> Extract provided:
________________________________________

In [None]:
%load_ext autoreload
%autoreload 2

## Introduction

Notebook for scraping users from wallapop webpage

## Import libraries


In [None]:
import os
import requests
from bs4 import BeautifulSoup
import pandas as pd
import json
from tqdm import tqdm

## Initialize variables

In [None]:
OUTPUT_FOLDER = '../output_data/'
SAVED_DATA_PATH = f'{OUTPUT_FOLDER}items_list_Cuenca-Cuenca-Castilla-La+Mancha-16002-26_12.csv'

user_city = 'Cuenca'
user_province = 'Cuenca'  # Province to scrape
country_code = 'ES'  # Country code
user_postal_code = '16002'  # Postal code
distance = 10000  # In meters
start_idx = 0  # Start index
user_region = 'Castilla-La+Mancha'  # Region to scrape
lat = 40.07127
long = -2.13634

## Get full item list for the region selected

In [None]:
from wallapop_scraper.scraper import get_items_per_region

In [None]:
if SAVED_DATA_PATH:
    total_df = pd.read_csv(SAVED_DATA_PATH)
else:
    total_df = get_items_per_region(
        user_city, user_province, user_region, user_postal_code,
        lat, long, sleep=0.5, max_items=50000,
    )

print('Number of items:', len(total_df))

display(total_df.head(3))
display(total_df.tail(3))

In [None]:
print(f'Total of items on sale in {user_city}: {len(total_df)}')

unique_users = total_df.user_id.unique().tolist()
print(f'Total of unique seller users in {user_city}: {len(unique_users)}')

### Add sold items of the existing users

In [None]:
from wallapop_scraper.scraper import get_user_sold_items

for user_id in tqdm(unique_users):
    user_sold_items = get_user_sold_items(user_id)
    
    for sold_item in user_sold_items:
        total_df = total_df.append(sold_item, ignore_index=True)
        
# Remove duplicates
total_df = total_df.drop_duplicates()
print(f'Total of active and historical catched items in {user_city} after removing duplicates: {len(total_df)}')

### Add user information

In [None]:
from wallapop_scraper.scraper import get_user_info

# Get user information
total_df['user_alias'] = None
total_df['user_gender'] = None
total_df['register_date'] = None
total_df['user_postal_code'] = None
total_df['user_city'] = None
total_df['user_url'] = None

for user_id in tqdm(unique_users):
    # Get user info
    user_info = get_user_info(user_id)

________________________________________

> Provided information:
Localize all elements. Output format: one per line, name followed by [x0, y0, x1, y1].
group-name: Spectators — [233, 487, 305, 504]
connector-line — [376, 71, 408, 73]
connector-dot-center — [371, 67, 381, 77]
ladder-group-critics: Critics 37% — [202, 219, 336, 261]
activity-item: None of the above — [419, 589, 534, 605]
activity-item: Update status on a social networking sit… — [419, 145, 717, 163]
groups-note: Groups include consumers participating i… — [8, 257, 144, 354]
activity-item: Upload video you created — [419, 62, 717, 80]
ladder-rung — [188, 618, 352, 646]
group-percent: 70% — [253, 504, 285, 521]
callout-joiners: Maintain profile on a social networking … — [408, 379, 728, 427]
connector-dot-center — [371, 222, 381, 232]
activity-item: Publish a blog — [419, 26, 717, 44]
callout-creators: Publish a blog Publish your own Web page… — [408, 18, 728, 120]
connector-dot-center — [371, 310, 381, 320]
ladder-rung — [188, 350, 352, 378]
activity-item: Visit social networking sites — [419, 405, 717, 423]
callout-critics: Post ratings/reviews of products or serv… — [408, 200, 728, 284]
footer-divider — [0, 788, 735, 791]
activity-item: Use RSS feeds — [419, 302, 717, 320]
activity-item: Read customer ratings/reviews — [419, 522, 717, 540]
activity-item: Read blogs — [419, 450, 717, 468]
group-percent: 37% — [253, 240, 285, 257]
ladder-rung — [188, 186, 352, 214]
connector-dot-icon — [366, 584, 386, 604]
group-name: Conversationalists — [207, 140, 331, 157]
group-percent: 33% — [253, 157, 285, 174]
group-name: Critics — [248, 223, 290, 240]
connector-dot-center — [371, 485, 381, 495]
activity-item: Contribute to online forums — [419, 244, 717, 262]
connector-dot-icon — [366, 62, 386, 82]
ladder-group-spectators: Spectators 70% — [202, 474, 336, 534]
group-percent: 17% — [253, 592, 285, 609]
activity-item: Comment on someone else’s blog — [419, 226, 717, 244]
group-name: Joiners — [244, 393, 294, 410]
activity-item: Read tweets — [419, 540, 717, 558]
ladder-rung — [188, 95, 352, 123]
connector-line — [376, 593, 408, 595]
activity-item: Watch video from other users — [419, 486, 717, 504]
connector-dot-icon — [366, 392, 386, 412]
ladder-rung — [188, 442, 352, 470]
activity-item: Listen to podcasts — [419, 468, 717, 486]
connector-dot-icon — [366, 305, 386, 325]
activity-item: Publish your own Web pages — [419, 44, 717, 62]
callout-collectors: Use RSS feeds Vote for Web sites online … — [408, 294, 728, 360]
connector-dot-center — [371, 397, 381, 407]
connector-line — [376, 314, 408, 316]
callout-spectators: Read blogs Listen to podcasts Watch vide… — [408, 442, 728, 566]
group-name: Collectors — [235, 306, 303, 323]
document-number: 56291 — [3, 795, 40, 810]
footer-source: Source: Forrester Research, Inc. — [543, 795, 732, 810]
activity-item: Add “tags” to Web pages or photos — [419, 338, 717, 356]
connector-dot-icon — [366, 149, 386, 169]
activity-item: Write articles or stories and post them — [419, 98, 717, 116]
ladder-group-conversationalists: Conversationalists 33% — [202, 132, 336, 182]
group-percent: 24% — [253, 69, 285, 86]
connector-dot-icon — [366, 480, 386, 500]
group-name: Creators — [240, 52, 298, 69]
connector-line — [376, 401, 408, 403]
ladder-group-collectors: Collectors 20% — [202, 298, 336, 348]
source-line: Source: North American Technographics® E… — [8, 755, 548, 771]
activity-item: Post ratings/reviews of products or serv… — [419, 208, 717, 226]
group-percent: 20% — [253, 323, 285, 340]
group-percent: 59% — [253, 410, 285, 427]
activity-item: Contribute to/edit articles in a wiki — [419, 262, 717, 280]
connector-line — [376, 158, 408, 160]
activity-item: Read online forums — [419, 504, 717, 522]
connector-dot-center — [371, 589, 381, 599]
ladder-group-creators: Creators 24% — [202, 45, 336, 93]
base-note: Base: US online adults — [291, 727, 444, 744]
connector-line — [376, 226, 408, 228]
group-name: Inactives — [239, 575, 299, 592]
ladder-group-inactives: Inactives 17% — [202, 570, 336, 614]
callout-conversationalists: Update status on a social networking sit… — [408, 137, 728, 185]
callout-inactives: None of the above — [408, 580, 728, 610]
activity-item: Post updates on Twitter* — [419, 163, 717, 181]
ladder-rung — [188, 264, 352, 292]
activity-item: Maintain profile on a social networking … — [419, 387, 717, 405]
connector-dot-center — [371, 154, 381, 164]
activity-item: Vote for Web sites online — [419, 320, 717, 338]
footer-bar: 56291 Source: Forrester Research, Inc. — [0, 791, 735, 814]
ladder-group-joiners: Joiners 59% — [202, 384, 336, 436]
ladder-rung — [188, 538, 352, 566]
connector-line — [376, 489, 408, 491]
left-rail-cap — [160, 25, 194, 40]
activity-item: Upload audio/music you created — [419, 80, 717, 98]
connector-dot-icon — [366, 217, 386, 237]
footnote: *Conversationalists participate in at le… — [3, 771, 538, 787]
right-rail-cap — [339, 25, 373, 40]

________________________________________

> Task brief:
In the Wallapop scraping notebook, what search distance is set, in meters? Work only from the Wallapop scraping notebook, not from the items.

> Response to this task:
10000 meters.